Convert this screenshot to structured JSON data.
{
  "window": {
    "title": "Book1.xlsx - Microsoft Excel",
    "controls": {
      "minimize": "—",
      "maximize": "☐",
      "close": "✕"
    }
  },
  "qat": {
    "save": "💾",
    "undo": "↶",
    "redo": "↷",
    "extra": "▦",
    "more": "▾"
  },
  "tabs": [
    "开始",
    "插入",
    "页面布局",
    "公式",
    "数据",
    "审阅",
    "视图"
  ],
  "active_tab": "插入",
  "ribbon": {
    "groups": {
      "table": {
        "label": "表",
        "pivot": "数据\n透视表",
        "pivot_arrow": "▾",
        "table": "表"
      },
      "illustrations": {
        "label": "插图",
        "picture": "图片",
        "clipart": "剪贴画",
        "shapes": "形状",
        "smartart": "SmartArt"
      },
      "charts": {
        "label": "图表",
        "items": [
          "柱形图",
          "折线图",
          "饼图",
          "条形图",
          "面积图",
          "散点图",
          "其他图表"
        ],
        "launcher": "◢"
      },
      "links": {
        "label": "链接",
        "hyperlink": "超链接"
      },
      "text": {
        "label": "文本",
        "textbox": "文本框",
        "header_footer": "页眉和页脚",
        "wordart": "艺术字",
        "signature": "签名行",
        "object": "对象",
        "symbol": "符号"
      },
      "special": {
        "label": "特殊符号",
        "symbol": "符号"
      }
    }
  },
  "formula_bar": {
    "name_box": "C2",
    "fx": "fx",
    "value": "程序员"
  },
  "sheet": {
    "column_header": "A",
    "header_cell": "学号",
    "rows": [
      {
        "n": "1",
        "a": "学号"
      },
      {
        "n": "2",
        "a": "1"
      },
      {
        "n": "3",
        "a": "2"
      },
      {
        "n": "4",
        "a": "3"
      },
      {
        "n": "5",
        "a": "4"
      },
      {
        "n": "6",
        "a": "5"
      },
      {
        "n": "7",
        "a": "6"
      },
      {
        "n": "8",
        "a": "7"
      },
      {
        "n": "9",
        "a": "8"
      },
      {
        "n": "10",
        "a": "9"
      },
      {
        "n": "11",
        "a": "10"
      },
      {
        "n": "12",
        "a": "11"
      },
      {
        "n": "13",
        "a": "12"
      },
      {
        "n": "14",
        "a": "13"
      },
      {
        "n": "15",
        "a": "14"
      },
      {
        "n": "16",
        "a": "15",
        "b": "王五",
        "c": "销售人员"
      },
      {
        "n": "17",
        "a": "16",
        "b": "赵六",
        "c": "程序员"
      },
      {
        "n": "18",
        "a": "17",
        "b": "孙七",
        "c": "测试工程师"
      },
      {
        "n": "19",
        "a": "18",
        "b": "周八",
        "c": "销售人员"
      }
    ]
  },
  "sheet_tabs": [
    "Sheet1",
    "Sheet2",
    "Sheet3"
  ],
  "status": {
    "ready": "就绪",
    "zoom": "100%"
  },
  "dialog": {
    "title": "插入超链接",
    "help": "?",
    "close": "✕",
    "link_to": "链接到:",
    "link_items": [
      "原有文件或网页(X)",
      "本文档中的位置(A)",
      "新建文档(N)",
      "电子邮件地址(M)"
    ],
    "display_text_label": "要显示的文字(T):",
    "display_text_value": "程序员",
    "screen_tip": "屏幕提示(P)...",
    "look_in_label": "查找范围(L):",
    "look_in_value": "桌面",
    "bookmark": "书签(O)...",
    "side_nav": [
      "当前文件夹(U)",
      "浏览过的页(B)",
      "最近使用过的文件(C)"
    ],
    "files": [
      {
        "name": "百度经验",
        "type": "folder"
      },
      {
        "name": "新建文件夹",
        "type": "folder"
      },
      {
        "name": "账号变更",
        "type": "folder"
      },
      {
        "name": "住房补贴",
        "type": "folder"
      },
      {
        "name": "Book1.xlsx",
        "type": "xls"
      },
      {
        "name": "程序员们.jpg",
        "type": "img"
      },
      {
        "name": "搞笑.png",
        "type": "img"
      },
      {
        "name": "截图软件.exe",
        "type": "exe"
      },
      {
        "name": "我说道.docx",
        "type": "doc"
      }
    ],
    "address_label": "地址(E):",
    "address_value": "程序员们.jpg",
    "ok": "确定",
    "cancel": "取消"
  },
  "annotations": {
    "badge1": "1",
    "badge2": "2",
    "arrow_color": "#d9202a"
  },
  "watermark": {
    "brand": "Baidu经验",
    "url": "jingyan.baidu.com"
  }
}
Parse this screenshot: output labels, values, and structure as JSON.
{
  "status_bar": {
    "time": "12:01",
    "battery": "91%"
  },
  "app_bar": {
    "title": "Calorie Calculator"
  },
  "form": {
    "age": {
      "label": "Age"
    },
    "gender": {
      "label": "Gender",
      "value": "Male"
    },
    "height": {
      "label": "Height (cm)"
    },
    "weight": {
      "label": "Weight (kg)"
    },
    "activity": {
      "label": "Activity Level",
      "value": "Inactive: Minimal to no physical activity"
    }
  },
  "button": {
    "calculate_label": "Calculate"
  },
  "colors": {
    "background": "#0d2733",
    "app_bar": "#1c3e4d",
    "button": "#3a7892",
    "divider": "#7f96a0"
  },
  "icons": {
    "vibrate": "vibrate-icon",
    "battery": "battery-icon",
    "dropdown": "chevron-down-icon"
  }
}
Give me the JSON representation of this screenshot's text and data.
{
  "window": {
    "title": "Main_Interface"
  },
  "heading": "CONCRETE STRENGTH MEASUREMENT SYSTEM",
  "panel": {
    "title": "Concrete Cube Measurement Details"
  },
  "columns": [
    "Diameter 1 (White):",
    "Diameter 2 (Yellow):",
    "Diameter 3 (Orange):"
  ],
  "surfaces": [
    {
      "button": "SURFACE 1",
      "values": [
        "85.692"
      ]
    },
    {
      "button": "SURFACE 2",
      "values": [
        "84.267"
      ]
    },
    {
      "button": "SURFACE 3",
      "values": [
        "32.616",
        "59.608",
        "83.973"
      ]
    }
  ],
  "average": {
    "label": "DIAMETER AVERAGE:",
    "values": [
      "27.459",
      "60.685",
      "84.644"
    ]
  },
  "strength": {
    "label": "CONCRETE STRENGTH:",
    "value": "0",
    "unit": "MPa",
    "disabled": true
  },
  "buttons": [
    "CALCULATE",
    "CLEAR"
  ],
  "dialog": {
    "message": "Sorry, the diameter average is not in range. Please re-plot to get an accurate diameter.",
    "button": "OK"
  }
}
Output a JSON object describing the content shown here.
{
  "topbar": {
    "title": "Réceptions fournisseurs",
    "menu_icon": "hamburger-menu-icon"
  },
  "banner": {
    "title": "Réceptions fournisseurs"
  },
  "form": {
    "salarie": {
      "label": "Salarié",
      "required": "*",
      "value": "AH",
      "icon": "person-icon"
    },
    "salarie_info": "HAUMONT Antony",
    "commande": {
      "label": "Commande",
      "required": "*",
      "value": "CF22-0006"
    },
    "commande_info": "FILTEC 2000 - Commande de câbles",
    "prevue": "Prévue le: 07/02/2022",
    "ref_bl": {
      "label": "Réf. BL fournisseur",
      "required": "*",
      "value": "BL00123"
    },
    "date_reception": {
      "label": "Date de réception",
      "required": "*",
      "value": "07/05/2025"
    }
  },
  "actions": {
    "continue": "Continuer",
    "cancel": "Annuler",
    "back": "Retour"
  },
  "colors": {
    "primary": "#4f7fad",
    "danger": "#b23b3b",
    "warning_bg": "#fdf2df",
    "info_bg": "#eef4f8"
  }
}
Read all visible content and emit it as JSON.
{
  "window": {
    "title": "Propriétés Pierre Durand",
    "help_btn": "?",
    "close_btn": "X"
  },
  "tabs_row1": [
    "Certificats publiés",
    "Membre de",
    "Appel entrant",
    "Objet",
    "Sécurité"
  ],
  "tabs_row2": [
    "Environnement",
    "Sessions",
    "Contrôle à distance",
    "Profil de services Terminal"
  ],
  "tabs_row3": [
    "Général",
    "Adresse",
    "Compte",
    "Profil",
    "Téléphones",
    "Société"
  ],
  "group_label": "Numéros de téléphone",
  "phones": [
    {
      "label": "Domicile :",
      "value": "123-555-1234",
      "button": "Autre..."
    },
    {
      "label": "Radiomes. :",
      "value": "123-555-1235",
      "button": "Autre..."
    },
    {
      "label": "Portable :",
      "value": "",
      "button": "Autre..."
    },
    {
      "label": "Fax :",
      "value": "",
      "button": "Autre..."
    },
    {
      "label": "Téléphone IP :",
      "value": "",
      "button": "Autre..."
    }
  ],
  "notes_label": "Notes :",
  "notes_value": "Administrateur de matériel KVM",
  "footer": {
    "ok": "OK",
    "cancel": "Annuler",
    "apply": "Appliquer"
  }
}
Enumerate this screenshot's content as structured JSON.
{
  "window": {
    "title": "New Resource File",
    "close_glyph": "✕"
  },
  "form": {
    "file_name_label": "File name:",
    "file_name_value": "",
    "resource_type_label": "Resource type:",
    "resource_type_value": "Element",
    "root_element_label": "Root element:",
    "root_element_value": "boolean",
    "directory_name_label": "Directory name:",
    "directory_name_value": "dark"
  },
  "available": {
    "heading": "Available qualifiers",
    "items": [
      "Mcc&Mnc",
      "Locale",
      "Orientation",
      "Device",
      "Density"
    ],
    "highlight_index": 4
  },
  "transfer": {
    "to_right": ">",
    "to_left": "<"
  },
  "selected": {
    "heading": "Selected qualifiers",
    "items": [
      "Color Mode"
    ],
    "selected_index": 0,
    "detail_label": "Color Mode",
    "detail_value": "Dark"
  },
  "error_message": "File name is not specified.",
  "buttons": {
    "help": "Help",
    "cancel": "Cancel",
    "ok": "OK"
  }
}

Problem details:
Reproduce, word for word, every line starting at the line that contains "Enumerate this screenshot's" and ending with the final line of the entries.

Task answer:
Enumerate this screenshot's content as structured JSON.
{
  "window": {
    "title": "New Resource File",
    "close_glyph": "✕"
  },
  "form": {
    "file_name_label": "File name:",
    "file_name_value": "",
    "resource_type_label": "Resource type:",
    "resource_type_value": "Element",
    "root_element_label": "Root element:",
    "root_element_value": "boolean",
    "directory_name_label": "Directory name:",
    "directory_name_value": "dark"
  },
  "available": {
    "heading": "Available qualifiers",
    "items": [
      "Mcc&Mnc",
      "Locale",
      "Orientation",
      "Device",
      "Density"
    ],
    "highlight_index": 4
  },
  "transfer": {
    "to_right": ">",
    "to_left": "<"
  },
  "selected": {
    "heading": "Selected qualifiers",
    "items": [
      "Color Mode"
    ],
    "selected_index": 0,
    "detail_label": "Color Mode",
    "detail_value": "Dark"
  },
  "error_message": "File name is not specified.",
  "buttons": {
    "help": "Help",
    "cancel": "Cancel",
    "ok": "OK"
  }
}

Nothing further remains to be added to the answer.